Transcribe the entries below exactly.

start MATERIAL SUPPLIED

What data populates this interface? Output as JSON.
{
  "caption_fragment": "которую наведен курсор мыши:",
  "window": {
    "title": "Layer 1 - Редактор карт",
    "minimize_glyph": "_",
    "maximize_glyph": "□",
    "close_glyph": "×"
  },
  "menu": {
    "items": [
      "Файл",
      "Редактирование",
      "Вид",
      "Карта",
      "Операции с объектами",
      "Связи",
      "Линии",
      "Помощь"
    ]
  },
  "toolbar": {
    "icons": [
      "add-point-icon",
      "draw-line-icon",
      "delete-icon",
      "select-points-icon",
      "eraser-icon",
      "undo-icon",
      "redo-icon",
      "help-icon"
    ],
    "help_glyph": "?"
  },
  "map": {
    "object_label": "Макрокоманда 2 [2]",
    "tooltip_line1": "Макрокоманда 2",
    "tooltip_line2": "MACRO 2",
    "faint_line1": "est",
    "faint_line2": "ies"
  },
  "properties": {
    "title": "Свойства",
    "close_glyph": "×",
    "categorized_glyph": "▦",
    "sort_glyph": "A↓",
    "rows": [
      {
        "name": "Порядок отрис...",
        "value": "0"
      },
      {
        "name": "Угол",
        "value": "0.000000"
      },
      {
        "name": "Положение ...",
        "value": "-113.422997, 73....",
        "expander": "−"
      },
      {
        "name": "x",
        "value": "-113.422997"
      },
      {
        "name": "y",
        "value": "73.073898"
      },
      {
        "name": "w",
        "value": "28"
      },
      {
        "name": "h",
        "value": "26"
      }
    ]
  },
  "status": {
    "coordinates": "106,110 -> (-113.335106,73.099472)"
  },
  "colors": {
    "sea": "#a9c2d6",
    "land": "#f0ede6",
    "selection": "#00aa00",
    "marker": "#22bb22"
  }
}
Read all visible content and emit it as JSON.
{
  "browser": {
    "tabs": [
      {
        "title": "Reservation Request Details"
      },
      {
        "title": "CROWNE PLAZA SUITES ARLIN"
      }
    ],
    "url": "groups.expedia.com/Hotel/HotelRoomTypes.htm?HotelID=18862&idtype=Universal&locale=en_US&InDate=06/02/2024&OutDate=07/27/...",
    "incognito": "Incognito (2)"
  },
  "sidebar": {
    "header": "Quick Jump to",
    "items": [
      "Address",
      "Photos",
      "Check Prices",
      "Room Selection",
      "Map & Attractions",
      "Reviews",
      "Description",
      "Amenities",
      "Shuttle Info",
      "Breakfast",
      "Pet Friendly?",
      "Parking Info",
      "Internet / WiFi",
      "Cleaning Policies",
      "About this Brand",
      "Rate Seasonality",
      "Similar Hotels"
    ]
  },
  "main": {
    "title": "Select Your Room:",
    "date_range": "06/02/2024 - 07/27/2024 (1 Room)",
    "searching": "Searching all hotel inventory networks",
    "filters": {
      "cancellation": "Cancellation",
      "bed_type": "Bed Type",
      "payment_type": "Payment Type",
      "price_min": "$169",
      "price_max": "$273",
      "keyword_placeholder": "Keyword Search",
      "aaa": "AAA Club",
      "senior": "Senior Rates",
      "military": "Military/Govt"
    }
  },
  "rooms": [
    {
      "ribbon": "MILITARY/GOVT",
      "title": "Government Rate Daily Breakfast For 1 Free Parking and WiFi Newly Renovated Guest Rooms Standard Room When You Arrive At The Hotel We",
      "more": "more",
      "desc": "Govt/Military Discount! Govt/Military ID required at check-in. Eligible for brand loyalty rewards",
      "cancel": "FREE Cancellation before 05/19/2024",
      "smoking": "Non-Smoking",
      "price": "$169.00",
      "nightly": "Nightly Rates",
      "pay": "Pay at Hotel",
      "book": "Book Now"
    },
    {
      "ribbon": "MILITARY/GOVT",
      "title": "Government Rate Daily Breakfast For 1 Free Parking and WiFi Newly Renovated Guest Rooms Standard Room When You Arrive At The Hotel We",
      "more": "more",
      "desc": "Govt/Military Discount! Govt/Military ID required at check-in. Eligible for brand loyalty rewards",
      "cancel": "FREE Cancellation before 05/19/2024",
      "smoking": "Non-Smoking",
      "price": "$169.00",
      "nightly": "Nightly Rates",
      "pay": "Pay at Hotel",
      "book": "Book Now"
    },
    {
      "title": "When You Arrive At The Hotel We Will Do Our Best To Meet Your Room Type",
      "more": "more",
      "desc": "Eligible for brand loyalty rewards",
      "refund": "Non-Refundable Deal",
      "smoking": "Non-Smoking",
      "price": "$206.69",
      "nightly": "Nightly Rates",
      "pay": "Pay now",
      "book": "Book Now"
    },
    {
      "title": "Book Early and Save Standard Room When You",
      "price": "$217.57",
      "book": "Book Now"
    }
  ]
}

end MATERIAL SUPPLIED

- **EXPECTED OUTPUT**:
What data populates this interface? Output as JSON.
{
  "caption_fragment": "которую наведен курсор мыши:",
  "window": {
    "title": "Layer 1 - Редактор карт",
    "minimize_glyph": "_",
    "maximize_glyph": "□",
    "close_glyph": "×"
  },
  "menu": {
    "items": [
      "Файл",
      "Редактирование",
      "Вид",
      "Карта",
      "Операции с объектами",
      "Связи",
      "Линии",
      "Помощь"
    ]
  },
  "toolbar": {
    "icons": [
      "add-point-icon",
      "draw-line-icon",
      "delete-icon",
      "select-points-icon",
      "eraser-icon",
      "undo-icon",
      "redo-icon",
      "help-icon"
    ],
    "help_glyph": "?"
  },
  "map": {
    "object_label": "Макрокоманда 2 [2]",
    "tooltip_line1": "Макрокоманда 2",
    "tooltip_line2": "MACRO 2",
    "faint_line1": "est",
    "faint_line2": "ies"
  },
  "properties": {
    "title": "Свойства",
    "close_glyph": "×",
    "categorized_glyph": "▦",
    "sort_glyph": "A↓",
    "rows": [
      {
        "name": "Порядок отрис...",
        "value": "0"
      },
      {
        "name": "Угол",
        "value": "0.000000"
      },
      {
        "name": "Положение ...",
        "value": "-113.422997, 73....",
        "expander": "−"
      },
      {
        "name": "x",
        "value": "-113.422997"
      },
      {
        "name": "y",
        "value": "73.073898"
      },
      {
        "name": "w",
        "value": "28"
      },
      {
        "name": "h",
        "value": "26"
      }
    ]
  },
  "status": {
    "coordinates": "106,110 -> (-113.335106,73.099472)"
  },
  "colors": {
    "sea": "#a9c2d6",
    "land": "#f0ede6",
    "selection": "#00aa00",
    "marker": "#22bb22"
  }
}
Read all visible content and emit it as JSON.
{
  "browser": {
    "tabs": [
      {
        "title": "Reservation Request Details"
      },
      {
        "title": "CROWNE PLAZA SUITES ARLIN"
      }
    ],
    "url": "groups.expedia.com/Hotel/HotelRoomTypes.htm?HotelID=18862&idtype=Universal&locale=en_US&InDate=06/02/2024&OutDate=07/27/...",
    "incognito": "Incognito (2)"
  },
  "sidebar": {
    "header": "Quick Jump to",
    "items": [
      "Address",
      "Photos",
      "Check Prices",
      "Room Selection",
      "Map & Attractions",
      "Reviews",
      "Description",
      "Amenities",
      "Shuttle Info",
      "Breakfast",
      "Pet Friendly?",
      "Parking Info",
      "Internet / WiFi",
      "Cleaning Policies",
      "About this Brand",
      "Rate Seasonality",
      "Similar Hotels"
    ]
  },
  "main": {
    "title": "Select Your Room:",
    "date_range": "06/02/2024 - 07/27/2024 (1 Room)",
    "searching": "Searching all hotel inventory networks",
    "filters": {
      "cancellation": "Cancellation",
      "bed_type": "Bed Type",
      "payment_type": "Payment Type",
      "price_min": "$169",
      "price_max": "$273",
      "keyword_placeholder": "Keyword Search",
      "aaa": "AAA Club",
      "senior": "Senior Rates",
      "military": "Military/Govt"
    }
  },
  "rooms": [
    {
      "ribbon": "MILITARY/GOVT",
      "title": "Government Rate Daily Breakfast For 1 Free Parking and WiFi Newly Renovated Guest Rooms Standard Room When You Arrive At The Hotel We",
      "more": "more",
      "desc": "Govt/Military Discount! Govt/Military ID required at check-in. Eligible for brand loyalty rewards",
      "cancel": "FREE Cancellation before 05/19/2024",
      "smoking": "Non-Smoking",
      "price": "$169.00",
      "nightly": "Nightly Rates",
      "pay": "Pay at Hotel",
      "book": "Book Now"
    },
    {
      "ribbon": "MILITARY/GOVT",
      "title": "Government Rate Daily Breakfast For 1 Free Parking and WiFi Newly Renovated Guest Rooms Standard Room When You Arrive At The Hotel We",
      "more": "more",
      "desc": "Govt/Military Discount! Govt/Military ID required at check-in. Eligible for brand loyalty rewards",
      "cancel": "FREE Cancellation before 05/19/2024",
      "smoking": "Non-Smoking",
      "price": "$169.00",
      "nightly": "Nightly Rates",
      "pay": "Pay at Hotel",
      "book": "Book Now"
    },
    {
      "title": "When You Arrive At The Hotel We Will Do Our Best To Meet Your Room Type",
      "more": "more",
      "desc": "Eligible for brand loyalty rewards",
      "refund": "Non-Refundable Deal",
      "smoking": "Non-Smoking",
      "price": "$206.69",
      "nightly": "Nightly Rates",
      "pay": "Pay now",
      "book": "Book Now"
    },
    {
      "title": "Book Early and Save Standard Room When You",
      "price": "$217.57",
      "book": "Book Now"
    }
  ]
}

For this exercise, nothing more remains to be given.